Would it be possible to quote, exactly and in full, the lines from the one with "Parse this screenshot: output" through the end of the entries below?

— start of Materials provided —

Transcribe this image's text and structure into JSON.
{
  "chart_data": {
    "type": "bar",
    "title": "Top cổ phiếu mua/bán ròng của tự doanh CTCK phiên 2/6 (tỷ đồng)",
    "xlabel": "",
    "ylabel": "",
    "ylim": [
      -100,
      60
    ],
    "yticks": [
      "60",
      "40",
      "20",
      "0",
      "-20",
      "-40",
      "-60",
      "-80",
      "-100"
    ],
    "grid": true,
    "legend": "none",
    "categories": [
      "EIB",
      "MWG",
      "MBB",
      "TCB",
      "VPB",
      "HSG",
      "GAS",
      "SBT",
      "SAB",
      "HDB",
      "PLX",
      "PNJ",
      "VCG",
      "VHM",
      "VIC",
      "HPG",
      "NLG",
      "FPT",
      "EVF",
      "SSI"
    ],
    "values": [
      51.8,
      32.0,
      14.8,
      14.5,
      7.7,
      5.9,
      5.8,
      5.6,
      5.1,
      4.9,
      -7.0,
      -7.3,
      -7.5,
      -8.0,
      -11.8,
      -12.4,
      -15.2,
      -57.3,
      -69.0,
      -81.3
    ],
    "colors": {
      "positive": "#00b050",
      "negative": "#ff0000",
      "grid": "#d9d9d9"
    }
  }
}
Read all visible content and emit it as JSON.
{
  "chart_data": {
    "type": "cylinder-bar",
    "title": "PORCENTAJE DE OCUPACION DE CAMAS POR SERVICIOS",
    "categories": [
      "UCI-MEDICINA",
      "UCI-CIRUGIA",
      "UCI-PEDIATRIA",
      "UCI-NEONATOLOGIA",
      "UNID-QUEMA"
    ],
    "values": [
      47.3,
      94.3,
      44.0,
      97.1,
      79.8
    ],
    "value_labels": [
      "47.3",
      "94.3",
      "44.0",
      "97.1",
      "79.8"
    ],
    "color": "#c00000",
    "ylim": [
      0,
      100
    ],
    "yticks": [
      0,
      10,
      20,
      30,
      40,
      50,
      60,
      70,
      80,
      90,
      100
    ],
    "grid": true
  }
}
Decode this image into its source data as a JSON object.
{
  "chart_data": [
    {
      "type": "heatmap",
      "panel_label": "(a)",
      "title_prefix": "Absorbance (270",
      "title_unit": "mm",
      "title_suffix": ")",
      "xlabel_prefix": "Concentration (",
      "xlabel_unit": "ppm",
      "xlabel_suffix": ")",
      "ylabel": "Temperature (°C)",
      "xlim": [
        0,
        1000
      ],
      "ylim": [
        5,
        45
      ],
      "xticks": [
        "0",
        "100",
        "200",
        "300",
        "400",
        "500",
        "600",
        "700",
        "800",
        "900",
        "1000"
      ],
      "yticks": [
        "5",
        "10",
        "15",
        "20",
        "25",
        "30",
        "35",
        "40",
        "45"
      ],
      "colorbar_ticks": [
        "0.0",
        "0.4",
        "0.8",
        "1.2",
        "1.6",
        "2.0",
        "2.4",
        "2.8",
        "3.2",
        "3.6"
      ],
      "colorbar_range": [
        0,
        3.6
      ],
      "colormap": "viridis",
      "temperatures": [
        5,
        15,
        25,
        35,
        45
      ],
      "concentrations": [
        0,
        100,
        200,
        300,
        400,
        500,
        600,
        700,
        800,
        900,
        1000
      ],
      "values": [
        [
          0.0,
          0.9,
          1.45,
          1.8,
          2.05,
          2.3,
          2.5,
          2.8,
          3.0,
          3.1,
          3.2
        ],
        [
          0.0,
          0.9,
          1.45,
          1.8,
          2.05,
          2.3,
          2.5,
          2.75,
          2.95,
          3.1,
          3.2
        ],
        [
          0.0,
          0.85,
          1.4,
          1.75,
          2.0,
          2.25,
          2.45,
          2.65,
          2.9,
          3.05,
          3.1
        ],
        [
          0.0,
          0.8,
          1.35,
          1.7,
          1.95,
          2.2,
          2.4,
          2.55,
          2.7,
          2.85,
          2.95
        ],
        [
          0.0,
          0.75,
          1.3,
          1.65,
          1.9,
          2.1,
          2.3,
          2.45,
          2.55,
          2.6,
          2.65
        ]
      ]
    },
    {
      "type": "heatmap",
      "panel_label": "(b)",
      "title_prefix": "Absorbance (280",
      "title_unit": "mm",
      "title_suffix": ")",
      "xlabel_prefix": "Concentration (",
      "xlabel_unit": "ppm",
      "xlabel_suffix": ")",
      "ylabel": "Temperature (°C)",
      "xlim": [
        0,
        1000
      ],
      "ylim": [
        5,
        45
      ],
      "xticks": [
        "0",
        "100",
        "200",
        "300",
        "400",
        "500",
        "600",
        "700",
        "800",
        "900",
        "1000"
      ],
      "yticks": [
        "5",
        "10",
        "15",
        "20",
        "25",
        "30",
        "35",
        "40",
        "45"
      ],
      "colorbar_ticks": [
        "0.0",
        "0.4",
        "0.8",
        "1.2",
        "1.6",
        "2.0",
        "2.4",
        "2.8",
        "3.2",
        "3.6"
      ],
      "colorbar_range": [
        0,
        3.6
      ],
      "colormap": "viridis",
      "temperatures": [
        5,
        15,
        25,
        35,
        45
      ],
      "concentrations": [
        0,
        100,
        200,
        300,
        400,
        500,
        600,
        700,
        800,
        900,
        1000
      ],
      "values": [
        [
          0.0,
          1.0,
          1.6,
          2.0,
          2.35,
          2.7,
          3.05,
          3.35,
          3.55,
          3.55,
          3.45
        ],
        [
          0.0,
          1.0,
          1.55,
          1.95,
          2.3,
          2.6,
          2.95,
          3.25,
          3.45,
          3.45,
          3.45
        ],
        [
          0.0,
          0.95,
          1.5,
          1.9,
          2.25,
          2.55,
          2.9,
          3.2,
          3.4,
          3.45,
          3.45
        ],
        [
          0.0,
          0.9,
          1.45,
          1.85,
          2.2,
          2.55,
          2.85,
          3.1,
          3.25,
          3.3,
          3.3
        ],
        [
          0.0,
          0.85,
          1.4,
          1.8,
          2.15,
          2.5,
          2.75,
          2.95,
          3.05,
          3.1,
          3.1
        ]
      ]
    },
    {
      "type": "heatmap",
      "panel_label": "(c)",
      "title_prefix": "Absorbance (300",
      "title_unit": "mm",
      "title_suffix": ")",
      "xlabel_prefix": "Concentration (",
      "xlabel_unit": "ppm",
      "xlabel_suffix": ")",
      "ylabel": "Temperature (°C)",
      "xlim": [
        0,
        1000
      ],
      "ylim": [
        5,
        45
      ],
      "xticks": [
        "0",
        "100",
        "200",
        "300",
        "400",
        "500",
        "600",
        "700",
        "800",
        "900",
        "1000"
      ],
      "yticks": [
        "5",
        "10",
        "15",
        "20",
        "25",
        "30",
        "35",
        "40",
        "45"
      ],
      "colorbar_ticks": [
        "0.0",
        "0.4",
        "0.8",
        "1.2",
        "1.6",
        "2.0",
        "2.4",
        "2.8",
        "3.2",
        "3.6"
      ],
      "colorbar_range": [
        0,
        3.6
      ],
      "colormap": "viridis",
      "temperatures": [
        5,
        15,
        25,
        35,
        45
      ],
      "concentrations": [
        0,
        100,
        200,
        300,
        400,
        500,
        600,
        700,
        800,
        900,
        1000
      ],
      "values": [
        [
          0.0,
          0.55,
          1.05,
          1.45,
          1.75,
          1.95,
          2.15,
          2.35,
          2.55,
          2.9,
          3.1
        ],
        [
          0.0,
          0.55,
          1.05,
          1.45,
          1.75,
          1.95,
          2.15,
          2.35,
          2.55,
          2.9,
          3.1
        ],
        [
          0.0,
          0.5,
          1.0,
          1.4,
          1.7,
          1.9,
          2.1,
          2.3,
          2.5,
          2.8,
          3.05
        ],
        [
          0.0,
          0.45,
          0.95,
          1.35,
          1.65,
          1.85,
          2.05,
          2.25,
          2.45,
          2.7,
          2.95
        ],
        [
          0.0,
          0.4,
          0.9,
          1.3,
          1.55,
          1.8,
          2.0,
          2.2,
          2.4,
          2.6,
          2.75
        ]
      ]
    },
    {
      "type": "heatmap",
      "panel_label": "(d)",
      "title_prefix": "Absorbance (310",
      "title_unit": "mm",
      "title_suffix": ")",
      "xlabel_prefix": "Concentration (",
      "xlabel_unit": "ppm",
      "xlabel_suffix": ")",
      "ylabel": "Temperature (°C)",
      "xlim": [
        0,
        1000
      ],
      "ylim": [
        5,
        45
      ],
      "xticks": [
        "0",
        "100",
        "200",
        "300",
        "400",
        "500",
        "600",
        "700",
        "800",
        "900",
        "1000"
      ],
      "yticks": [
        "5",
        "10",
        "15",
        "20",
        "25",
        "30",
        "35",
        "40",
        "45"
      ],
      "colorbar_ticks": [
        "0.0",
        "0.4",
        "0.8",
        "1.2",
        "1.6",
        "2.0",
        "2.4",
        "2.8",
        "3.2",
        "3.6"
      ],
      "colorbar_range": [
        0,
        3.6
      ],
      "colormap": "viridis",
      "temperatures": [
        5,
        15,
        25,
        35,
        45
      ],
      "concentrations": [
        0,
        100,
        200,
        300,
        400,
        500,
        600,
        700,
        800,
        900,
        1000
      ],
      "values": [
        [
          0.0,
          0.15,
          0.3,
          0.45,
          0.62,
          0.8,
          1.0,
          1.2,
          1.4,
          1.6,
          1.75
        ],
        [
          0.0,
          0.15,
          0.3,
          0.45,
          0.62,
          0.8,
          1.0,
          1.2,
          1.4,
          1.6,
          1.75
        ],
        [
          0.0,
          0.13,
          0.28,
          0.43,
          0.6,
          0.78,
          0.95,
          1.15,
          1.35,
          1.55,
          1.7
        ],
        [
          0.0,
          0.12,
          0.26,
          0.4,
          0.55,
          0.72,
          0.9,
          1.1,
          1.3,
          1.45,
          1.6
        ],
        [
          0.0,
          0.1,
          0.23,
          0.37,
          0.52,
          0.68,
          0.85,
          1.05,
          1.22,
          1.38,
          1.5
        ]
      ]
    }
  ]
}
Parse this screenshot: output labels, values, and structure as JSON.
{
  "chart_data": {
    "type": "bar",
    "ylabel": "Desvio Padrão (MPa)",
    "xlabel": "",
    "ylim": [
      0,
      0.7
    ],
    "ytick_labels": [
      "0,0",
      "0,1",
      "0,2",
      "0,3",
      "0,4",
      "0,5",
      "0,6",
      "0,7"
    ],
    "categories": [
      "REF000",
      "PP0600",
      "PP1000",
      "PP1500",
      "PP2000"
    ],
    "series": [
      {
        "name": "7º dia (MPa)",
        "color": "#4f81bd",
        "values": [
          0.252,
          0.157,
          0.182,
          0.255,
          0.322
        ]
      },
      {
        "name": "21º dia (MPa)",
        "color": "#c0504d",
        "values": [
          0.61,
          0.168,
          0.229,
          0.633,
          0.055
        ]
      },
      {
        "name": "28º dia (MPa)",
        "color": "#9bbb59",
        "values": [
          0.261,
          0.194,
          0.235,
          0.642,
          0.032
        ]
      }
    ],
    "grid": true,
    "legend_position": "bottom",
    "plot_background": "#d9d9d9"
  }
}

— end of Materials provided —

Finished task:
Parse this screenshot: output labels, values, and structure as JSON.
{
  "chart_data": {
    "type": "bar",
    "ylabel": "Desvio Padrão (MPa)",
    "xlabel": "",
    "ylim": [
      0,
      0.7
    ],
    "ytick_labels": [
      "0,0",
      "0,1",
      "0,2",
      "0,3",
      "0,4",
      "0,5",
      "0,6",
      "0,7"
    ],
    "categories": [
      "REF000",
      "PP0600",
      "PP1000",
      "PP1500",
      "PP2000"
    ],
    "series": [
      {
        "name": "7º dia (MPa)",
        "color": "#4f81bd",
        "values": [
          0.252,
          0.157,
          0.182,
          0.255,
          0.322
        ]
      },
      {
        "name": "21º dia (MPa)",
        "color": "#c0504d",
        "values": [
          0.61,
          0.168,
          0.229,
          0.633,
          0.055
        ]
      },
      {
        "name": "28º dia (MPa)",
        "color": "#9bbb59",
        "values": [
          0.261,
          0.194,
          0.235,
          0.642,
          0.032
        ]
      }
    ],
    "grid": true,
    "legend_position": "bottom",
    "plot_background": "#d9d9d9"
  }
}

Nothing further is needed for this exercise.